Prompt: Check each line of the listing for the string "Cross", then state how many lines have it. Only the number is wanted.

[Data records]
______

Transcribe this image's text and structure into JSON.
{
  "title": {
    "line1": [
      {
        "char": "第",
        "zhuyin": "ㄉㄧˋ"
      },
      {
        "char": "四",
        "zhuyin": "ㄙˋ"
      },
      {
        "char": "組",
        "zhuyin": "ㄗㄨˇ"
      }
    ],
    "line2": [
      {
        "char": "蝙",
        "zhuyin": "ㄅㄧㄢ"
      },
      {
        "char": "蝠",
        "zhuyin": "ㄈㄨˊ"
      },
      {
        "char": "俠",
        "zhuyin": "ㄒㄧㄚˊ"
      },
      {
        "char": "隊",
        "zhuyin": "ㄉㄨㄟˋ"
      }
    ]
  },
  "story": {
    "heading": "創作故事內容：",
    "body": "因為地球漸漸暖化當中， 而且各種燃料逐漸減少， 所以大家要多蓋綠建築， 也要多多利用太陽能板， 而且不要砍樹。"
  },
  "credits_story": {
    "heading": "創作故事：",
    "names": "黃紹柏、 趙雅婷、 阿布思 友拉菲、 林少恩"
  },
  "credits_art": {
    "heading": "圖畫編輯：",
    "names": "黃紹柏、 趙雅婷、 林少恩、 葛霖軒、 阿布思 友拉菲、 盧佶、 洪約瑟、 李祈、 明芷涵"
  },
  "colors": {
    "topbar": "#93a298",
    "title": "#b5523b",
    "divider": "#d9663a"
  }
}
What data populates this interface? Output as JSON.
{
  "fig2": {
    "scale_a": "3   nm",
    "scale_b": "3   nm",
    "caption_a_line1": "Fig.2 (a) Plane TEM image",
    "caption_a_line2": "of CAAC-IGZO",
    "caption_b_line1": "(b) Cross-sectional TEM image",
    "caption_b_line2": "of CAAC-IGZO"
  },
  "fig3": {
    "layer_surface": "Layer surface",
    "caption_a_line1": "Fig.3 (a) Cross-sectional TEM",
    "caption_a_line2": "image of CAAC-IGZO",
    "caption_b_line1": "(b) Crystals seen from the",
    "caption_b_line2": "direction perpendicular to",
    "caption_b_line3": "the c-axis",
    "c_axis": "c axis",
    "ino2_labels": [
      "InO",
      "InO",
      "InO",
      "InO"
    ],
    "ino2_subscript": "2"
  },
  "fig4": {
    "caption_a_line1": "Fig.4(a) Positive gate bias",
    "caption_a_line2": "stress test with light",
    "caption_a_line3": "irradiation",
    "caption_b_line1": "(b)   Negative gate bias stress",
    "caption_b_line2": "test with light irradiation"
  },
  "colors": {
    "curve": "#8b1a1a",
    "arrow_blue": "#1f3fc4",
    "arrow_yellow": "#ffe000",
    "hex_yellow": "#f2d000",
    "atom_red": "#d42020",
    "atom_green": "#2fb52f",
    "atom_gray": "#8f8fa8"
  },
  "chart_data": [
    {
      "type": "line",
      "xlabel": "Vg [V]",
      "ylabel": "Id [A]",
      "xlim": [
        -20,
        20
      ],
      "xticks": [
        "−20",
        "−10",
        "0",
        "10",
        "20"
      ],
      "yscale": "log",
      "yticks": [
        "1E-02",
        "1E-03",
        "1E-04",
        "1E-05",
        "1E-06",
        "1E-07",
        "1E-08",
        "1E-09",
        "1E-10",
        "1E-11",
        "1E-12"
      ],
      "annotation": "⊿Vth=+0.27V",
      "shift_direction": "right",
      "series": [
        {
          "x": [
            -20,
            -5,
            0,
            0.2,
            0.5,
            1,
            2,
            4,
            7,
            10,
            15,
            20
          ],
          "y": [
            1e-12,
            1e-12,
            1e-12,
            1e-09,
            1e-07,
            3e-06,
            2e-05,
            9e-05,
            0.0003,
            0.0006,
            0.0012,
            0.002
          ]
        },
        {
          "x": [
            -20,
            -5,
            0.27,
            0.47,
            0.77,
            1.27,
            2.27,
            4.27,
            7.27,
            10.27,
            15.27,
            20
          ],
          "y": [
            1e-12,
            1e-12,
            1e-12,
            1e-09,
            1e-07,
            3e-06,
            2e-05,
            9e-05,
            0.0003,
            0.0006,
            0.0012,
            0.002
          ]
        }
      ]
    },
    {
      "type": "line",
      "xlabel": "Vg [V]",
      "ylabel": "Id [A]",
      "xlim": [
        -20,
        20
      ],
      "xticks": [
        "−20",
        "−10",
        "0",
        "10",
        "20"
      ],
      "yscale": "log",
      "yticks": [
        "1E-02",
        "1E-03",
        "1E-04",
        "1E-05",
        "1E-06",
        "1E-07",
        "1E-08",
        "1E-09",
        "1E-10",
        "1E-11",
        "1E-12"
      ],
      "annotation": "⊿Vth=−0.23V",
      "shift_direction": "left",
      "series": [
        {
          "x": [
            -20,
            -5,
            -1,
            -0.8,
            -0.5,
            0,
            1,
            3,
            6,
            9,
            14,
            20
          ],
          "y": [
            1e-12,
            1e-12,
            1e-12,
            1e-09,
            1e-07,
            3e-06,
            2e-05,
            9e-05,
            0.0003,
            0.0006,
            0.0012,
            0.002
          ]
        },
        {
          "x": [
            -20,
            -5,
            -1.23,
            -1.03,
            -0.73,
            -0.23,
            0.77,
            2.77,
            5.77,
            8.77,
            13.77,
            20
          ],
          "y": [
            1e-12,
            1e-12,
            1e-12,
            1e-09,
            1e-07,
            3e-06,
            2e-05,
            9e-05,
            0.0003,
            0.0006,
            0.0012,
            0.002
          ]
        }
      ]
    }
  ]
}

______

Written answer: 2